- What the task requires
Can you quote every item below word for word, leaving out the pictures?

- Extracted entries
-- start --

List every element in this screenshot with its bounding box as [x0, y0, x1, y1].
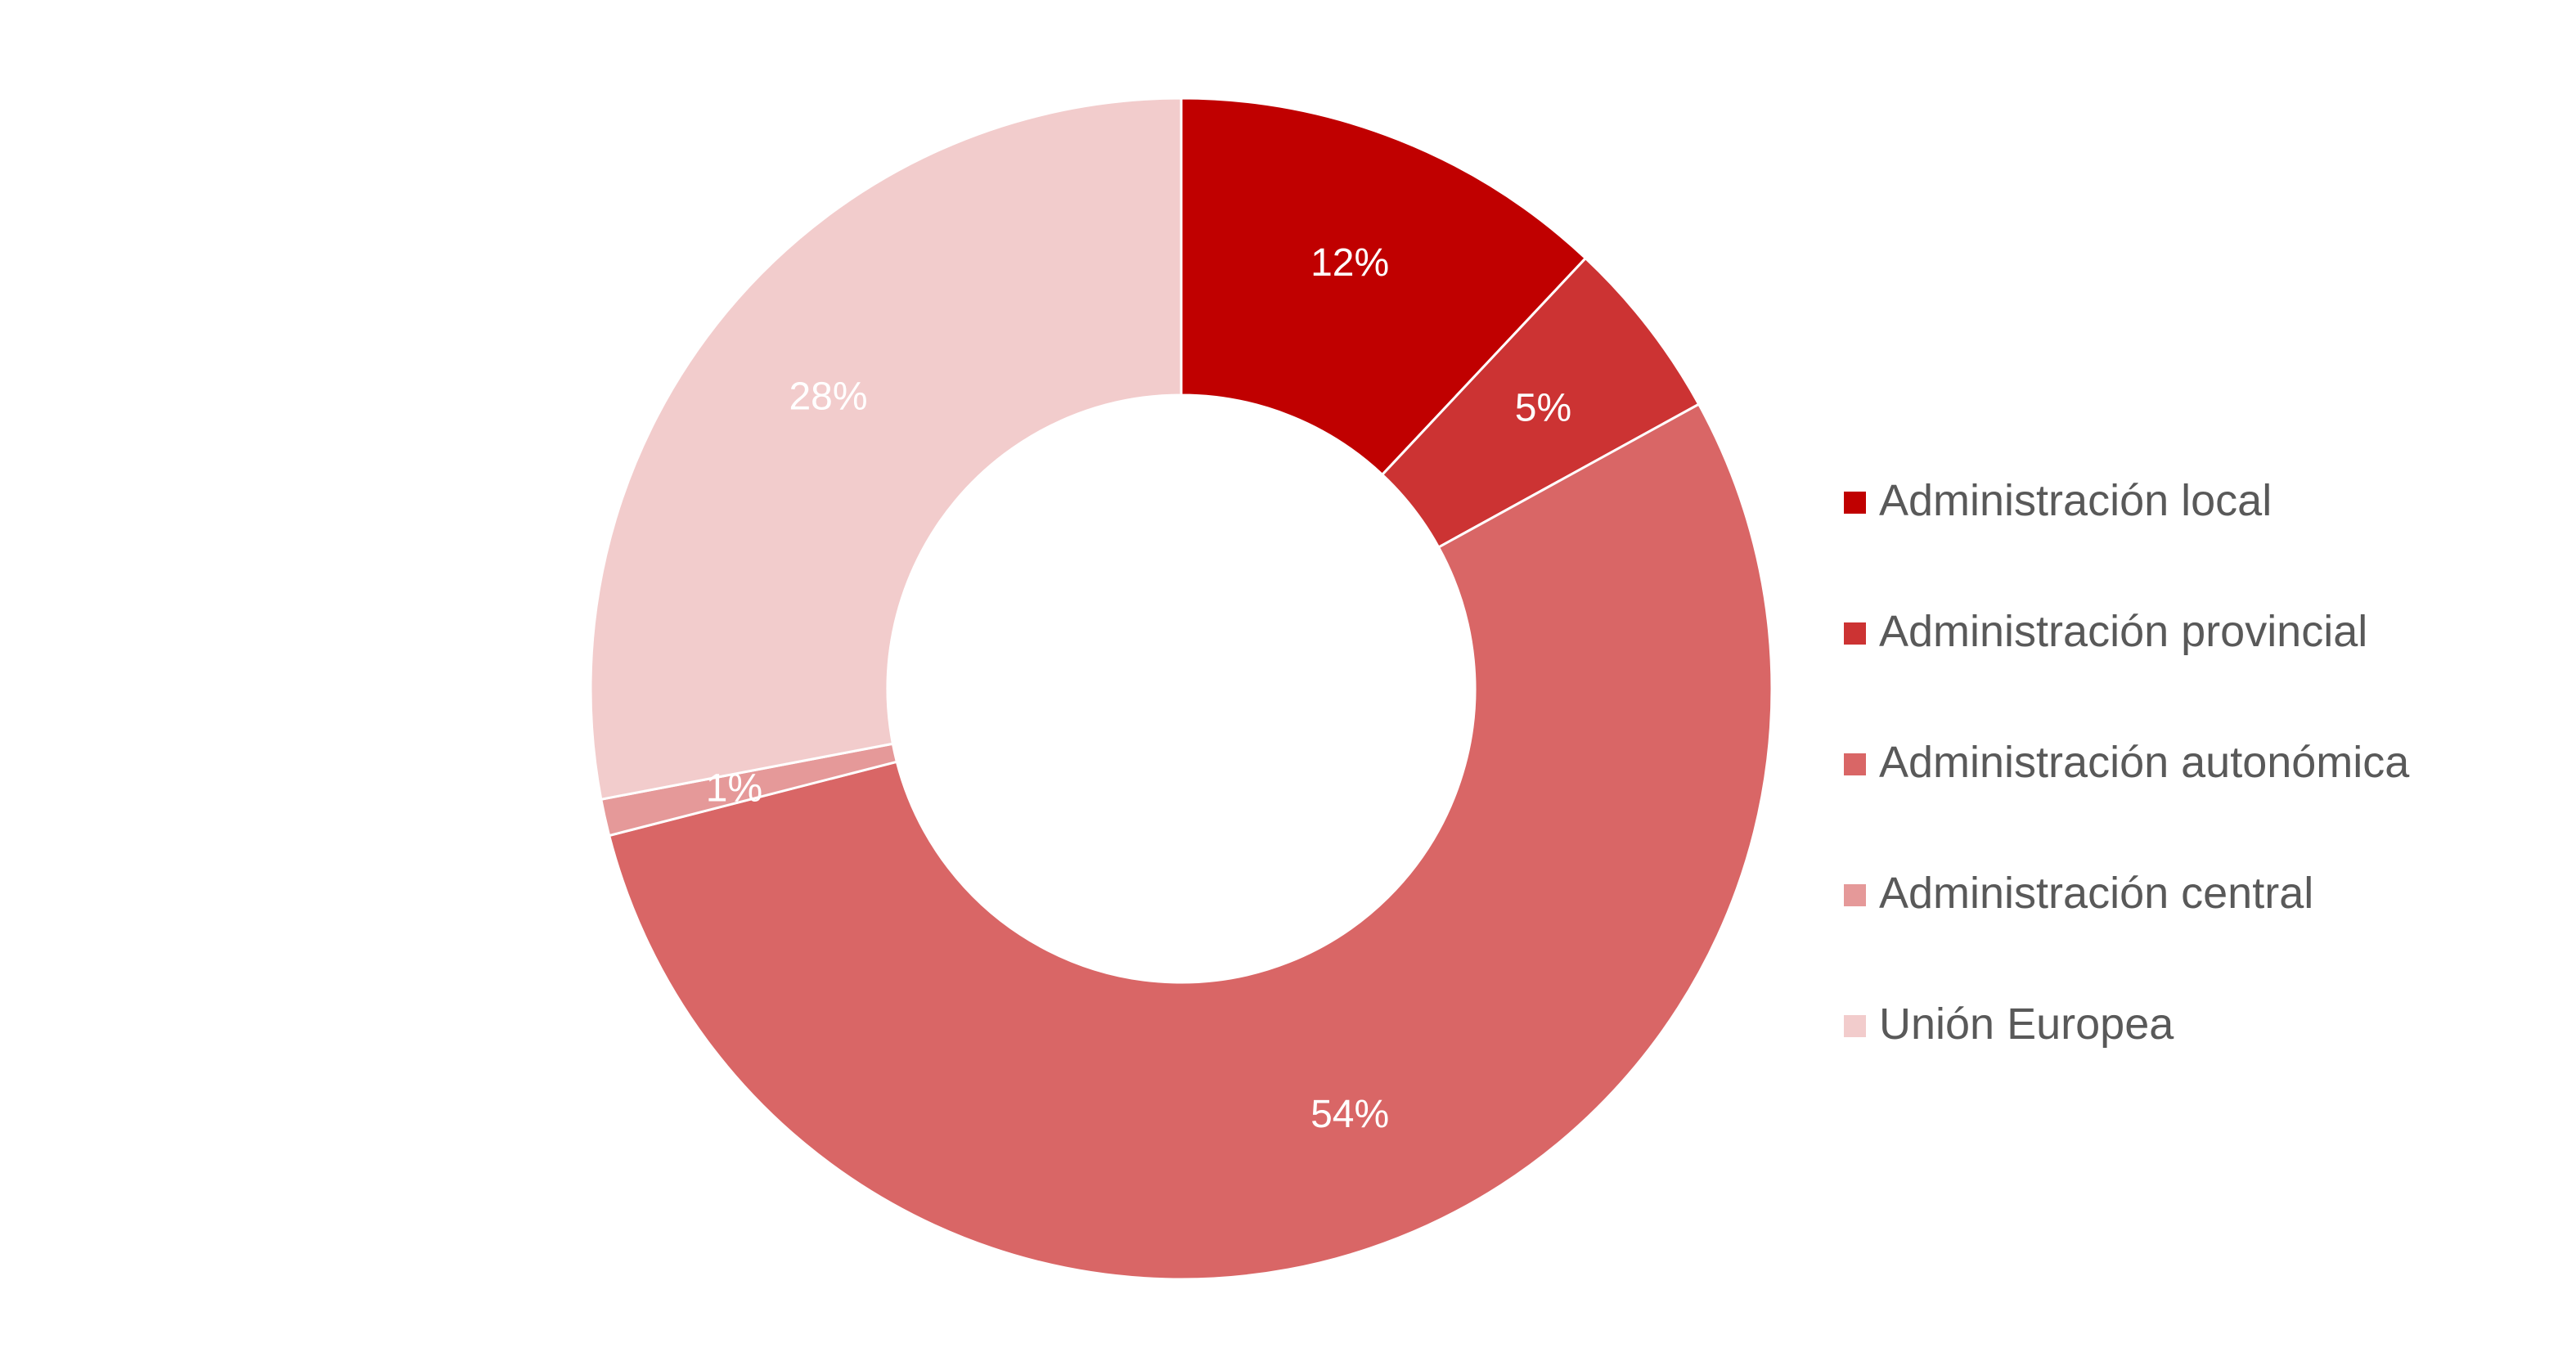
data-label-administracion-local: 12% [1310, 241, 1389, 285]
data-label-administracion-provincial: 5% [1515, 386, 1571, 429]
legend-item-union-europea: Unión Europea [1844, 959, 2547, 1090]
data-label-administracion-central: 1% [706, 767, 762, 811]
slice-administracion-local [1180, 97, 1588, 477]
legend-label: Unión Europea [1879, 1000, 2174, 1049]
legend-swatch [1844, 883, 1866, 906]
legend-item-administracion-autonomica: Administración autonómica [1844, 697, 2547, 828]
legend-swatch [1844, 491, 1866, 514]
legend-label: Administración central [1879, 869, 2314, 918]
legend-swatch [1844, 1014, 1866, 1037]
donut-data-labels: 12% 5% 54% 1% 28% [706, 241, 1571, 1136]
legend-item-administracion-local: Administración local [1844, 435, 2547, 566]
data-label-administracion-autonomica: 54% [1310, 1093, 1389, 1136]
legend-label: Administración local [1879, 476, 2273, 525]
legend-swatch [1844, 622, 1866, 645]
slice-administracion-autonomica [607, 402, 1774, 1281]
legend-item-administracion-provincial: Administración provincial [1844, 566, 2547, 697]
chart-legend: Administración local Administración provi… [1844, 435, 2547, 1090]
legend-swatch [1844, 753, 1866, 775]
donut-slices [589, 97, 1774, 1281]
slice-union-europea [589, 97, 1183, 802]
legend-label: Administración provincial [1879, 607, 2368, 656]
data-label-union-europea: 28% [789, 375, 867, 419]
legend-item-administracion-central: Administración central [1844, 828, 2547, 959]
legend-label: Administración autonómica [1879, 738, 2410, 787]
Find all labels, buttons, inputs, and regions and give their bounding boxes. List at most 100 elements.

-- end --

- Task output
List every element in this screenshot with its bounding box as [x0, y0, x1, y1].
data-label-administracion-local: 12% [1310, 241, 1389, 285]
data-label-administracion-provincial: 5% [1515, 386, 1571, 429]
legend-item-union-europea: Unión Europea [1844, 959, 2547, 1090]
data-label-administracion-central: 1% [706, 767, 762, 811]
slice-administracion-local [1180, 97, 1588, 477]
legend-label: Unión Europea [1879, 1000, 2174, 1049]
legend-swatch [1844, 883, 1866, 906]
legend-item-administracion-autonomica: Administración autonómica [1844, 697, 2547, 828]
legend-swatch [1844, 491, 1866, 514]
legend-label: Administración central [1879, 869, 2314, 918]
legend-swatch [1844, 1014, 1866, 1037]
donut-data-labels: 12% 5% 54% 1% 28% [706, 241, 1571, 1136]
legend-item-administracion-local: Administración local [1844, 435, 2547, 566]
data-label-administracion-autonomica: 54% [1310, 1093, 1389, 1136]
legend-label: Administración local [1879, 476, 2273, 525]
legend-swatch [1844, 622, 1866, 645]
slice-administracion-autonomica [607, 402, 1774, 1281]
legend-item-administracion-provincial: Administración provincial [1844, 566, 2547, 697]
chart-legend: Administración local Administración provi… [1844, 435, 2547, 1090]
legend-swatch [1844, 753, 1866, 775]
donut-slices [589, 97, 1774, 1281]
slice-union-europea [589, 97, 1183, 802]
legend-label: Administración provincial [1879, 607, 2368, 656]
data-label-union-europea: 28% [789, 375, 867, 419]
legend-item-administracion-central: Administración central [1844, 828, 2547, 959]
legend-label: Administración autonómica [1879, 738, 2410, 787]
Find all labels, buttons, inputs, and regions and give their bounding boxes. List at most 100 elements.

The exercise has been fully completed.